Source records:
:::::
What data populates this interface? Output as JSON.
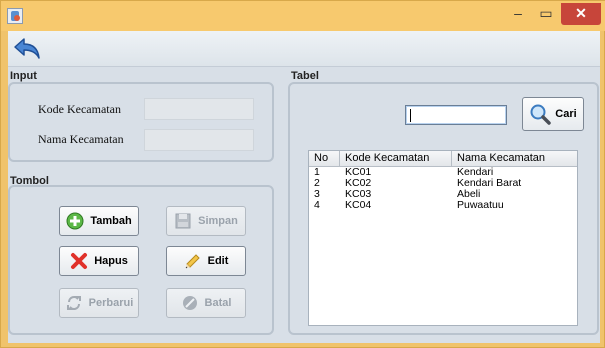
{
  "window": {
    "minimize_glyph": "–",
    "maximize_glyph": "▭",
    "close_glyph": "✕"
  },
  "toolbar": {
    "back_icon": "back-arrow-icon"
  },
  "input": {
    "section_label": "Input",
    "kode_label": "Kode Kecamatan",
    "kode_value": "",
    "nama_label": "Nama Kecamatan",
    "nama_value": ""
  },
  "tombol": {
    "section_label": "Tombol",
    "tambah": "Tambah",
    "simpan": "Simpan",
    "hapus": "Hapus",
    "edit": "Edit",
    "perbarui": "Perbarui",
    "batal": "Batal"
  },
  "tabel": {
    "section_label": "Tabel",
    "search_value": "",
    "search_button": "Cari",
    "columns": [
      "No",
      "Kode Kecamatan",
      "Nama Kecamatan"
    ],
    "rows": [
      [
        "1",
        "KC01",
        "Kendari"
      ],
      [
        "2",
        "KC02",
        "Kendari Barat"
      ],
      [
        "3",
        "KC03",
        "Abeli"
      ],
      [
        "4",
        "KC04",
        "Puwaatuu"
      ]
    ]
  },
  "colors": {
    "title_bar": "#f7c96e",
    "client_bg": "#d8dfe7",
    "close_button": "#c7453a",
    "disabled_text": "#9aa2ab"
  }
}
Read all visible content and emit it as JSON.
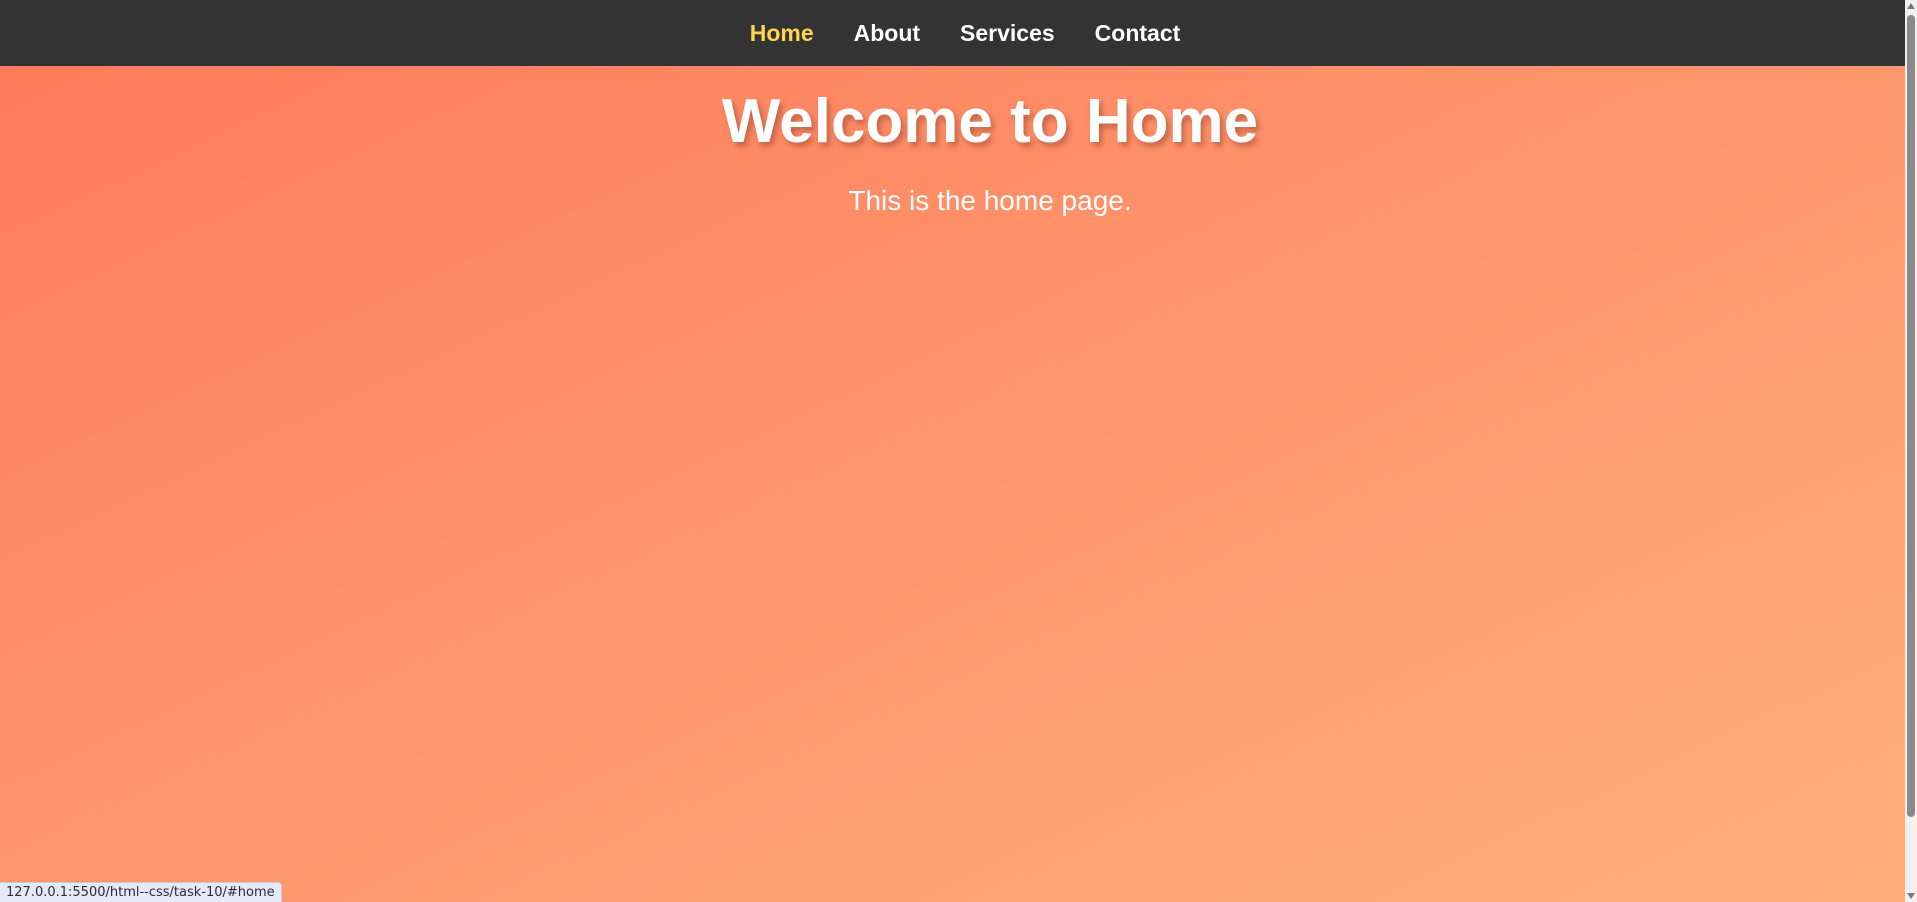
{
  "nav": {
    "links": [
      {
        "label": "Home",
        "active": true
      },
      {
        "label": "About",
        "active": false
      },
      {
        "label": "Services",
        "active": false
      },
      {
        "label": "Contact",
        "active": false
      }
    ]
  },
  "hero": {
    "title": "Welcome to Home",
    "text": "This is the home page."
  },
  "status_bar": {
    "url": "127.0.0.1:5500/html--css/task-10/#home"
  },
  "colors": {
    "navbar": "#333333",
    "active_link": "#ffd54f",
    "gradient_start": "#ff7b5a",
    "gradient_end": "#ffb07a"
  }
}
:::::
* Written task
All entries must be written out again exactly as given, with no pictures in the copy.

* Result for this exercise
What data populates this interface? Output as JSON.
{
  "window": {
    "minimize_glyph": "–",
    "maximize_glyph": "▭",
    "close_glyph": "✕"
  },
  "toolbar": {
    "back_icon": "back-arrow-icon"
  },
  "input": {
    "section_label": "Input",
    "kode_label": "Kode Kecamatan",
    "kode_value": "",
    "nama_label": "Nama Kecamatan",
    "nama_value": ""
  },
  "tombol": {
    "section_label": "Tombol",
    "tambah": "Tambah",
    "simpan": "Simpan",
    "hapus": "Hapus",
    "edit": "Edit",
    "perbarui": "Perbarui",
    "batal": "Batal"
  },
  "tabel": {
    "section_label": "Tabel",
    "search_value": "",
    "search_button": "Cari",
    "columns": [
      "No",
      "Kode Kecamatan",
      "Nama Kecamatan"
    ],
    "rows": [
      [
        "1",
        "KC01",
        "Kendari"
      ],
      [
        "2",
        "KC02",
        "Kendari Barat"
      ],
      [
        "3",
        "KC03",
        "Abeli"
      ],
      [
        "4",
        "KC04",
        "Puwaatuu"
      ]
    ]
  },
  "colors": {
    "title_bar": "#f7c96e",
    "client_bg": "#d8dfe7",
    "close_button": "#c7453a",
    "disabled_text": "#9aa2ab"
  }
}
Read all visible content and emit it as JSON.
{
  "nav": {
    "links": [
      {
        "label": "Home",
        "active": true
      },
      {
        "label": "About",
        "active": false
      },
      {
        "label": "Services",
        "active": false
      },
      {
        "label": "Contact",
        "active": false
      }
    ]
  },
  "hero": {
    "title": "Welcome to Home",
    "text": "This is the home page."
  },
  "status_bar": {
    "url": "127.0.0.1:5500/html--css/task-10/#home"
  },
  "colors": {
    "navbar": "#333333",
    "active_link": "#ffd54f",
    "gradient_start": "#ff7b5a",
    "gradient_end": "#ffb07a"
  }
}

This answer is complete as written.